> _TASK STATEMENT_: Repeat the whole listing exactly as written.

*** SUPPLIED ENTRIES ***

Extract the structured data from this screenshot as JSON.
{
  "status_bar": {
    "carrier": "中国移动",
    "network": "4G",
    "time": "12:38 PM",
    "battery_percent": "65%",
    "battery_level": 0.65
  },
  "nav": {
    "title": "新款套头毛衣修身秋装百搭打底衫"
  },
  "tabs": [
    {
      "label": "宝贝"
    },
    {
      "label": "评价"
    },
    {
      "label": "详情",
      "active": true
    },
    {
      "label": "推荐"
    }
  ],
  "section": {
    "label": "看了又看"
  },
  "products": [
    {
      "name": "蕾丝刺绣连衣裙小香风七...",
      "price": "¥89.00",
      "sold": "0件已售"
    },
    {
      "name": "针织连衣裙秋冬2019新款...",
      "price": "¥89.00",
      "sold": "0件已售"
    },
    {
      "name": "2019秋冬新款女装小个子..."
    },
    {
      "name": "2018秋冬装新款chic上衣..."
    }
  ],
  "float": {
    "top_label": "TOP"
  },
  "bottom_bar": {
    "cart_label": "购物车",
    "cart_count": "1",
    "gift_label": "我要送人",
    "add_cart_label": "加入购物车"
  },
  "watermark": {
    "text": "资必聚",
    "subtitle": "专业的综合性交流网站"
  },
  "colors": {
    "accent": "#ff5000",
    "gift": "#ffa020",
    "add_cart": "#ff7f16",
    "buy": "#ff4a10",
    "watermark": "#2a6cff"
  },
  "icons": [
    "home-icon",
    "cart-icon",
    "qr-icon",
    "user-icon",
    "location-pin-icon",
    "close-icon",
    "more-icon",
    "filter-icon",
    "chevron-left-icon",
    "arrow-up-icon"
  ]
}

***

> _EXERCISE OUTPUT_:
Extract the structured data from this screenshot as JSON.
{
  "status_bar": {
    "carrier": "中国移动",
    "network": "4G",
    "time": "12:38 PM",
    "battery_percent": "65%",
    "battery_level": 0.65
  },
  "nav": {
    "title": "新款套头毛衣修身秋装百搭打底衫"
  },
  "tabs": [
    {
      "label": "宝贝"
    },
    {
      "label": "评价"
    },
    {
      "label": "详情",
      "active": true
    },
    {
      "label": "推荐"
    }
  ],
  "section": {
    "label": "看了又看"
  },
  "products": [
    {
      "name": "蕾丝刺绣连衣裙小香风七...",
      "price": "¥89.00",
      "sold": "0件已售"
    },
    {
      "name": "针织连衣裙秋冬2019新款...",
      "price": "¥89.00",
      "sold": "0件已售"
    },
    {
      "name": "2019秋冬新款女装小个子..."
    },
    {
      "name": "2018秋冬装新款chic上衣..."
    }
  ],
  "float": {
    "top_label": "TOP"
  },
  "bottom_bar": {
    "cart_label": "购物车",
    "cart_count": "1",
    "gift_label": "我要送人",
    "add_cart_label": "加入购物车"
  },
  "watermark": {
    "text": "资必聚",
    "subtitle": "专业的综合性交流网站"
  },
  "colors": {
    "accent": "#ff5000",
    "gift": "#ffa020",
    "add_cart": "#ff7f16",
    "buy": "#ff4a10",
    "watermark": "#2a6cff"
  },
  "icons": [
    "home-icon",
    "cart-icon",
    "qr-icon",
    "user-icon",
    "location-pin-icon",
    "close-icon",
    "more-icon",
    "filter-icon",
    "chevron-left-icon",
    "arrow-up-icon"
  ]
}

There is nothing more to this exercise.